[Begin EXTRACTED ENTRIES]
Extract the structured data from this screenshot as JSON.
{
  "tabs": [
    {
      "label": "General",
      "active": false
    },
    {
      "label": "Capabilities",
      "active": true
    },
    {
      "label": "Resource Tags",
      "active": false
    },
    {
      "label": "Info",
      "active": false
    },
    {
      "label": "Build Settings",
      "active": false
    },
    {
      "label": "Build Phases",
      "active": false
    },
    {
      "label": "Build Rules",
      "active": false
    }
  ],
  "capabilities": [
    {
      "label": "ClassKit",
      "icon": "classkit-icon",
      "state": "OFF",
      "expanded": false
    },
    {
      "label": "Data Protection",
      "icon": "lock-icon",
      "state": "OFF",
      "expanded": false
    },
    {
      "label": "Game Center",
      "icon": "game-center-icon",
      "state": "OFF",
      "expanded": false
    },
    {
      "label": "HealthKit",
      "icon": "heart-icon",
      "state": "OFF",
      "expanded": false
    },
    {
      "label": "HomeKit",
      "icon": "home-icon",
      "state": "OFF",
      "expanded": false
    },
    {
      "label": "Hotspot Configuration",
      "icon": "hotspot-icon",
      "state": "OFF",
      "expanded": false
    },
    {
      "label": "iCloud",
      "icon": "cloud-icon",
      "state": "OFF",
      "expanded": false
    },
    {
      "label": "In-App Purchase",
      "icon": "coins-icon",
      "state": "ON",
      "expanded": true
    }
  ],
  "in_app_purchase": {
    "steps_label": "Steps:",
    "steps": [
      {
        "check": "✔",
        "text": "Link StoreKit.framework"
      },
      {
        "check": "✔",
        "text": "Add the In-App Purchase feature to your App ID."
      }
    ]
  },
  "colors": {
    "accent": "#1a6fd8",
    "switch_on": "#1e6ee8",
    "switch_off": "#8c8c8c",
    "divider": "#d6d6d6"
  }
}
[End EXTRACTED ENTRIES]
[Begin EXTRACTED ENTRIES]
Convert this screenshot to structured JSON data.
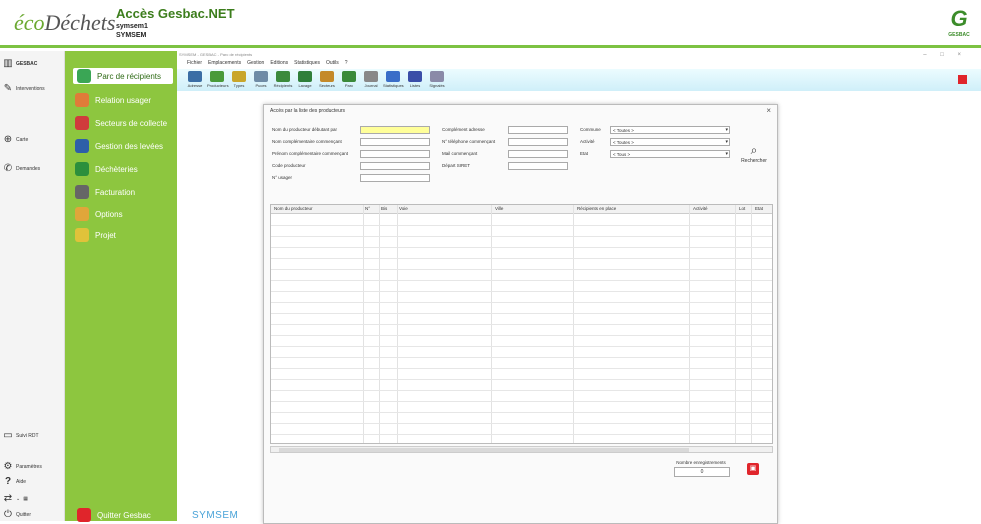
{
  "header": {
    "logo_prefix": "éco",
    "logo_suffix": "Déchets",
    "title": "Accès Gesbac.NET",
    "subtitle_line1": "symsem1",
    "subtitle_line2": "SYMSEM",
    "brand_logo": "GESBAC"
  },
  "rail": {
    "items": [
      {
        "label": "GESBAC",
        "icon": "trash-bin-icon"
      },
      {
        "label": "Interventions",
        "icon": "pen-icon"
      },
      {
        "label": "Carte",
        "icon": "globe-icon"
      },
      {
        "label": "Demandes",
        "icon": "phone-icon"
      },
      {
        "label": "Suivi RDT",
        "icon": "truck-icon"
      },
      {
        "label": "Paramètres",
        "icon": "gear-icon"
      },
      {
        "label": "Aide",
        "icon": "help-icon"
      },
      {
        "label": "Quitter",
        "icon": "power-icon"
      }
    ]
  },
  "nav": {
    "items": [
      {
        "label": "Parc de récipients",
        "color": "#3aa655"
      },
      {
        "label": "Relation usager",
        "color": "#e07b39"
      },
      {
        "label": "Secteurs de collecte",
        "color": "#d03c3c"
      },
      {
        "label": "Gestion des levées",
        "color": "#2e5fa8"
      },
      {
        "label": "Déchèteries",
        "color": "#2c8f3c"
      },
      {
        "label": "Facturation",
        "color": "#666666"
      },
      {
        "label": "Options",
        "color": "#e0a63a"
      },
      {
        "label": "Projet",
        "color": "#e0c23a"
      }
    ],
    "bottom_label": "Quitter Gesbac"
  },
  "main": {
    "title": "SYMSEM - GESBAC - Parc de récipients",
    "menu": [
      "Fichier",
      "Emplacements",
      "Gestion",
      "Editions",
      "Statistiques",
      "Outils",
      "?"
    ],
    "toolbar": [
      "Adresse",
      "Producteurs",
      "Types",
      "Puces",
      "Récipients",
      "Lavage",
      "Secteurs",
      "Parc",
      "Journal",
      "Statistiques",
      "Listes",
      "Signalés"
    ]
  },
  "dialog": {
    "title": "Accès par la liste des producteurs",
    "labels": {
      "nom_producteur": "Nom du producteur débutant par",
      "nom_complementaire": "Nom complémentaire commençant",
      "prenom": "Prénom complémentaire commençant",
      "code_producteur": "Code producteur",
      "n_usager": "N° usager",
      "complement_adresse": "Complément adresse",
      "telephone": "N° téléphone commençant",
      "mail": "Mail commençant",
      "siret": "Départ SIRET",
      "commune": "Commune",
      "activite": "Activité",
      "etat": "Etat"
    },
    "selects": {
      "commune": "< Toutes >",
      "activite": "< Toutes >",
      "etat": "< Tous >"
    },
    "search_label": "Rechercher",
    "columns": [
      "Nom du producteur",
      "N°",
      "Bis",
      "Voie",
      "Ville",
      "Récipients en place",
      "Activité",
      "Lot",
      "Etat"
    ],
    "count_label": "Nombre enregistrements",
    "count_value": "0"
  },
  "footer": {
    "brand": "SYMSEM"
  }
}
[End EXTRACTED ENTRIES]
How many lines of these entries contain the string "text"? Reply with the number alone.

▶ RESULT OF THIS TASK
2